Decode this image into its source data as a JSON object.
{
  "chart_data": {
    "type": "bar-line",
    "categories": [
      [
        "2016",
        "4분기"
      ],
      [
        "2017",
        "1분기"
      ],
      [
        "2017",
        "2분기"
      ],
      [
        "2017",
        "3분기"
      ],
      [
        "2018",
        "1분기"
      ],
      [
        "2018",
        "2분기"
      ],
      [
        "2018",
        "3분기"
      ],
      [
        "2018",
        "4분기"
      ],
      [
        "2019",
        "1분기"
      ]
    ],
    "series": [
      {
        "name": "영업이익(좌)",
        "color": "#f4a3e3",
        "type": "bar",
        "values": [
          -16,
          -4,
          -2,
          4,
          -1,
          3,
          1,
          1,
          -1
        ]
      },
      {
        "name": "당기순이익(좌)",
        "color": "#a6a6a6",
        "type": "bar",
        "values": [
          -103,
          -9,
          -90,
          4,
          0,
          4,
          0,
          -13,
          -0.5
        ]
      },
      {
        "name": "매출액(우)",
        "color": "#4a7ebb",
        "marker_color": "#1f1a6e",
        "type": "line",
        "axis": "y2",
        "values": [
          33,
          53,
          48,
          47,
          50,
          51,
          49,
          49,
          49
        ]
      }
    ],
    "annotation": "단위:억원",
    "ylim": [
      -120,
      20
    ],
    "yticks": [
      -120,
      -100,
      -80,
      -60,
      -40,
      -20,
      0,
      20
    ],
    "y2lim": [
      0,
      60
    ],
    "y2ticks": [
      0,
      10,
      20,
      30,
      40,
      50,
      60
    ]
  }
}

— Given problem —
Find the word "type" in the records and pull out each line that has it.

— Task response —
    "type": "bar-line",
        "type": "bar",
        "type": "bar",
        "type": "line",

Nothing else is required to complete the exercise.